PROBLEM TO SOLVE:
Print the entries in full, word for word, but not the pictures.

EXTRACTED INFORMATION:
# # # # #
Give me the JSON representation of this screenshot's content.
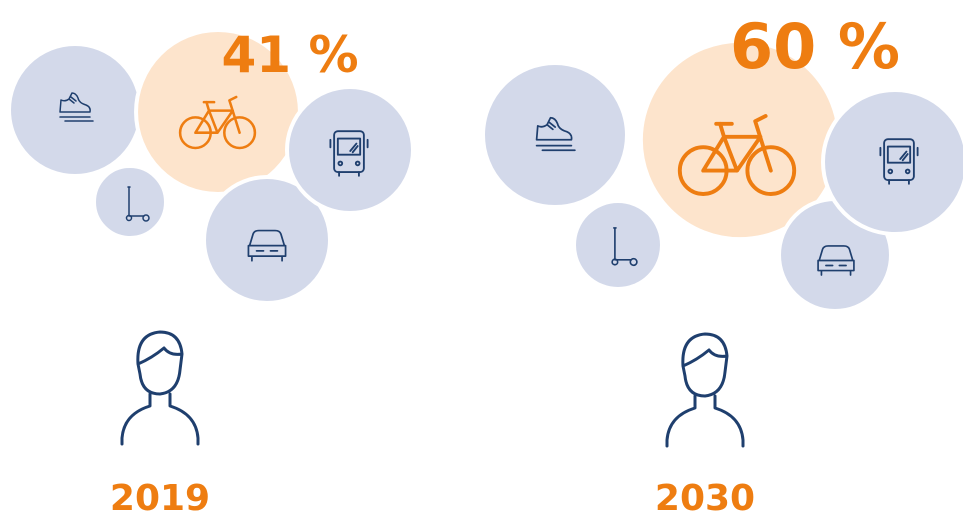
{
  "panels": [
    {
      "year": "2019",
      "bike_share": 41,
      "bike_share_label": "41 %"
    },
    {
      "year": "2030",
      "bike_share": 60,
      "bike_share_label": "60 %"
    }
  ]
}
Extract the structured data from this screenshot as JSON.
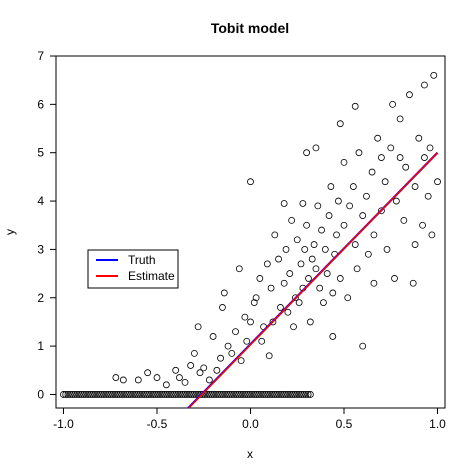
{
  "chart_data": {
    "type": "scatter",
    "title": "Tobit model",
    "xlabel": "x",
    "ylabel": "y",
    "xlim": [
      -1.04,
      1.04
    ],
    "ylim": [
      -0.28,
      7.0
    ],
    "xticks": [
      -1.0,
      -0.5,
      0.0,
      0.5,
      1.0
    ],
    "xtick_labels": [
      "-1.0",
      "-0.5",
      "0.0",
      "0.5",
      "1.0"
    ],
    "yticks": [
      0,
      1,
      2,
      3,
      4,
      5,
      6,
      7
    ],
    "ytick_labels": [
      "0",
      "1",
      "2",
      "3",
      "4",
      "5",
      "6",
      "7"
    ],
    "grid": false,
    "legend_position": "center-left",
    "series": [
      {
        "name": "Truth",
        "type": "line",
        "color": "#0000ff",
        "x": [
          -0.333,
          1.0
        ],
        "y": [
          -0.28,
          5.0
        ]
      },
      {
        "name": "Estimate",
        "type": "line",
        "color": "#ff0000",
        "x": [
          -0.33,
          1.0
        ],
        "y": [
          -0.28,
          5.0
        ]
      }
    ],
    "points": {
      "marker": "open-circle",
      "color": "#000000",
      "censored_at": 0,
      "censored_x": [
        -1.0,
        0.33
      ],
      "points": [
        [
          -0.72,
          0.35
        ],
        [
          -0.68,
          0.3
        ],
        [
          -0.6,
          0.3
        ],
        [
          -0.55,
          0.45
        ],
        [
          -0.5,
          0.35
        ],
        [
          -0.45,
          0.2
        ],
        [
          -0.4,
          0.5
        ],
        [
          -0.38,
          0.35
        ],
        [
          -0.35,
          0.25
        ],
        [
          -0.32,
          0.6
        ],
        [
          -0.3,
          0.85
        ],
        [
          -0.28,
          1.4
        ],
        [
          -0.27,
          0.45
        ],
        [
          -0.25,
          0.55
        ],
        [
          -0.22,
          0.3
        ],
        [
          -0.2,
          1.2
        ],
        [
          -0.18,
          0.5
        ],
        [
          -0.16,
          0.75
        ],
        [
          -0.15,
          1.8
        ],
        [
          -0.14,
          2.1
        ],
        [
          -0.12,
          1.0
        ],
        [
          -0.1,
          0.85
        ],
        [
          -0.08,
          1.3
        ],
        [
          -0.06,
          2.6
        ],
        [
          -0.05,
          0.7
        ],
        [
          -0.03,
          1.6
        ],
        [
          -0.02,
          1.1
        ],
        [
          0.0,
          1.5
        ],
        [
          0.0,
          4.4
        ],
        [
          0.02,
          1.9
        ],
        [
          0.03,
          2.0
        ],
        [
          0.05,
          2.4
        ],
        [
          0.06,
          1.1
        ],
        [
          0.07,
          1.4
        ],
        [
          0.09,
          2.7
        ],
        [
          0.1,
          0.8
        ],
        [
          0.11,
          2.2
        ],
        [
          0.12,
          1.5
        ],
        [
          0.13,
          3.3
        ],
        [
          0.15,
          2.8
        ],
        [
          0.16,
          1.8
        ],
        [
          0.18,
          2.3
        ],
        [
          0.19,
          3.0
        ],
        [
          0.2,
          1.7
        ],
        [
          0.21,
          2.5
        ],
        [
          0.22,
          3.6
        ],
        [
          0.23,
          1.4
        ],
        [
          0.24,
          2.0
        ],
        [
          0.25,
          3.2
        ],
        [
          0.26,
          1.9
        ],
        [
          0.27,
          2.7
        ],
        [
          0.28,
          2.2
        ],
        [
          0.29,
          3.0
        ],
        [
          0.3,
          3.5
        ],
        [
          0.3,
          5.0
        ],
        [
          0.31,
          2.4
        ],
        [
          0.32,
          1.5
        ],
        [
          0.33,
          2.8
        ],
        [
          0.34,
          3.1
        ],
        [
          0.35,
          2.6
        ],
        [
          0.36,
          3.9
        ],
        [
          0.37,
          2.2
        ],
        [
          0.38,
          3.4
        ],
        [
          0.39,
          1.9
        ],
        [
          0.4,
          3.0
        ],
        [
          0.41,
          2.5
        ],
        [
          0.42,
          3.7
        ],
        [
          0.43,
          4.3
        ],
        [
          0.44,
          1.2
        ],
        [
          0.45,
          2.9
        ],
        [
          0.46,
          3.3
        ],
        [
          0.47,
          4.0
        ],
        [
          0.48,
          2.4
        ],
        [
          0.5,
          3.5
        ],
        [
          0.5,
          4.8
        ],
        [
          0.52,
          2.0
        ],
        [
          0.53,
          3.9
        ],
        [
          0.55,
          4.3
        ],
        [
          0.56,
          3.1
        ],
        [
          0.57,
          2.6
        ],
        [
          0.58,
          5.0
        ],
        [
          0.6,
          3.7
        ],
        [
          0.6,
          1.0
        ],
        [
          0.62,
          4.1
        ],
        [
          0.63,
          2.9
        ],
        [
          0.65,
          4.6
        ],
        [
          0.66,
          3.3
        ],
        [
          0.68,
          5.3
        ],
        [
          0.7,
          3.8
        ],
        [
          0.72,
          4.4
        ],
        [
          0.73,
          3.0
        ],
        [
          0.75,
          5.1
        ],
        [
          0.77,
          2.4
        ],
        [
          0.78,
          4.0
        ],
        [
          0.8,
          5.7
        ],
        [
          0.82,
          3.6
        ],
        [
          0.83,
          4.7
        ],
        [
          0.85,
          6.2
        ],
        [
          0.87,
          2.3
        ],
        [
          0.88,
          4.3
        ],
        [
          0.9,
          5.3
        ],
        [
          0.92,
          3.5
        ],
        [
          0.93,
          6.4
        ],
        [
          0.95,
          4.1
        ],
        [
          0.96,
          5.1
        ],
        [
          0.97,
          3.3
        ],
        [
          0.98,
          6.6
        ],
        [
          1.0,
          4.4
        ],
        [
          0.93,
          4.9
        ],
        [
          0.88,
          3.1
        ],
        [
          0.8,
          4.9
        ],
        [
          0.76,
          6.0
        ],
        [
          0.7,
          4.9
        ],
        [
          0.66,
          2.3
        ],
        [
          0.56,
          5.96
        ],
        [
          0.48,
          5.6
        ],
        [
          0.44,
          2.1
        ],
        [
          0.35,
          5.1
        ],
        [
          0.28,
          3.95
        ],
        [
          0.18,
          3.95
        ]
      ]
    },
    "legend": {
      "entries": [
        {
          "label": "Truth",
          "color": "#0000ff"
        },
        {
          "label": "Estimate",
          "color": "#ff0000"
        }
      ]
    }
  }
}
# # # # #
EXERCISE ANSWER:
Give me the JSON representation of this screenshot's content.
{
  "panels": [
    {
      "year": "2019",
      "bike_share": 41,
      "bike_share_label": "41 %"
    },
    {
      "year": "2030",
      "bike_share": 60,
      "bike_share_label": "60 %"
    }
  ]
}
Extract the structured data from this screenshot as JSON.
{
  "chart_data": {
    "type": "scatter",
    "title": "Tobit model",
    "xlabel": "x",
    "ylabel": "y",
    "xlim": [
      -1.04,
      1.04
    ],
    "ylim": [
      -0.28,
      7.0
    ],
    "xticks": [
      -1.0,
      -0.5,
      0.0,
      0.5,
      1.0
    ],
    "xtick_labels": [
      "-1.0",
      "-0.5",
      "0.0",
      "0.5",
      "1.0"
    ],
    "yticks": [
      0,
      1,
      2,
      3,
      4,
      5,
      6,
      7
    ],
    "ytick_labels": [
      "0",
      "1",
      "2",
      "3",
      "4",
      "5",
      "6",
      "7"
    ],
    "grid": false,
    "legend_position": "center-left",
    "series": [
      {
        "name": "Truth",
        "type": "line",
        "color": "#0000ff",
        "x": [
          -0.333,
          1.0
        ],
        "y": [
          -0.28,
          5.0
        ]
      },
      {
        "name": "Estimate",
        "type": "line",
        "color": "#ff0000",
        "x": [
          -0.33,
          1.0
        ],
        "y": [
          -0.28,
          5.0
        ]
      }
    ],
    "points": {
      "marker": "open-circle",
      "color": "#000000",
      "censored_at": 0,
      "censored_x": [
        -1.0,
        0.33
      ],
      "points": [
        [
          -0.72,
          0.35
        ],
        [
          -0.68,
          0.3
        ],
        [
          -0.6,
          0.3
        ],
        [
          -0.55,
          0.45
        ],
        [
          -0.5,
          0.35
        ],
        [
          -0.45,
          0.2
        ],
        [
          -0.4,
          0.5
        ],
        [
          -0.38,
          0.35
        ],
        [
          -0.35,
          0.25
        ],
        [
          -0.32,
          0.6
        ],
        [
          -0.3,
          0.85
        ],
        [
          -0.28,
          1.4
        ],
        [
          -0.27,
          0.45
        ],
        [
          -0.25,
          0.55
        ],
        [
          -0.22,
          0.3
        ],
        [
          -0.2,
          1.2
        ],
        [
          -0.18,
          0.5
        ],
        [
          -0.16,
          0.75
        ],
        [
          -0.15,
          1.8
        ],
        [
          -0.14,
          2.1
        ],
        [
          -0.12,
          1.0
        ],
        [
          -0.1,
          0.85
        ],
        [
          -0.08,
          1.3
        ],
        [
          -0.06,
          2.6
        ],
        [
          -0.05,
          0.7
        ],
        [
          -0.03,
          1.6
        ],
        [
          -0.02,
          1.1
        ],
        [
          0.0,
          1.5
        ],
        [
          0.0,
          4.4
        ],
        [
          0.02,
          1.9
        ],
        [
          0.03,
          2.0
        ],
        [
          0.05,
          2.4
        ],
        [
          0.06,
          1.1
        ],
        [
          0.07,
          1.4
        ],
        [
          0.09,
          2.7
        ],
        [
          0.1,
          0.8
        ],
        [
          0.11,
          2.2
        ],
        [
          0.12,
          1.5
        ],
        [
          0.13,
          3.3
        ],
        [
          0.15,
          2.8
        ],
        [
          0.16,
          1.8
        ],
        [
          0.18,
          2.3
        ],
        [
          0.19,
          3.0
        ],
        [
          0.2,
          1.7
        ],
        [
          0.21,
          2.5
        ],
        [
          0.22,
          3.6
        ],
        [
          0.23,
          1.4
        ],
        [
          0.24,
          2.0
        ],
        [
          0.25,
          3.2
        ],
        [
          0.26,
          1.9
        ],
        [
          0.27,
          2.7
        ],
        [
          0.28,
          2.2
        ],
        [
          0.29,
          3.0
        ],
        [
          0.3,
          3.5
        ],
        [
          0.3,
          5.0
        ],
        [
          0.31,
          2.4
        ],
        [
          0.32,
          1.5
        ],
        [
          0.33,
          2.8
        ],
        [
          0.34,
          3.1
        ],
        [
          0.35,
          2.6
        ],
        [
          0.36,
          3.9
        ],
        [
          0.37,
          2.2
        ],
        [
          0.38,
          3.4
        ],
        [
          0.39,
          1.9
        ],
        [
          0.4,
          3.0
        ],
        [
          0.41,
          2.5
        ],
        [
          0.42,
          3.7
        ],
        [
          0.43,
          4.3
        ],
        [
          0.44,
          1.2
        ],
        [
          0.45,
          2.9
        ],
        [
          0.46,
          3.3
        ],
        [
          0.47,
          4.0
        ],
        [
          0.48,
          2.4
        ],
        [
          0.5,
          3.5
        ],
        [
          0.5,
          4.8
        ],
        [
          0.52,
          2.0
        ],
        [
          0.53,
          3.9
        ],
        [
          0.55,
          4.3
        ],
        [
          0.56,
          3.1
        ],
        [
          0.57,
          2.6
        ],
        [
          0.58,
          5.0
        ],
        [
          0.6,
          3.7
        ],
        [
          0.6,
          1.0
        ],
        [
          0.62,
          4.1
        ],
        [
          0.63,
          2.9
        ],
        [
          0.65,
          4.6
        ],
        [
          0.66,
          3.3
        ],
        [
          0.68,
          5.3
        ],
        [
          0.7,
          3.8
        ],
        [
          0.72,
          4.4
        ],
        [
          0.73,
          3.0
        ],
        [
          0.75,
          5.1
        ],
        [
          0.77,
          2.4
        ],
        [
          0.78,
          4.0
        ],
        [
          0.8,
          5.7
        ],
        [
          0.82,
          3.6
        ],
        [
          0.83,
          4.7
        ],
        [
          0.85,
          6.2
        ],
        [
          0.87,
          2.3
        ],
        [
          0.88,
          4.3
        ],
        [
          0.9,
          5.3
        ],
        [
          0.92,
          3.5
        ],
        [
          0.93,
          6.4
        ],
        [
          0.95,
          4.1
        ],
        [
          0.96,
          5.1
        ],
        [
          0.97,
          3.3
        ],
        [
          0.98,
          6.6
        ],
        [
          1.0,
          4.4
        ],
        [
          0.93,
          4.9
        ],
        [
          0.88,
          3.1
        ],
        [
          0.8,
          4.9
        ],
        [
          0.76,
          6.0
        ],
        [
          0.7,
          4.9
        ],
        [
          0.66,
          2.3
        ],
        [
          0.56,
          5.96
        ],
        [
          0.48,
          5.6
        ],
        [
          0.44,
          2.1
        ],
        [
          0.35,
          5.1
        ],
        [
          0.28,
          3.95
        ],
        [
          0.18,
          3.95
        ]
      ]
    },
    "legend": {
      "entries": [
        {
          "label": "Truth",
          "color": "#0000ff"
        },
        {
          "label": "Estimate",
          "color": "#ff0000"
        }
      ]
    }
  }
}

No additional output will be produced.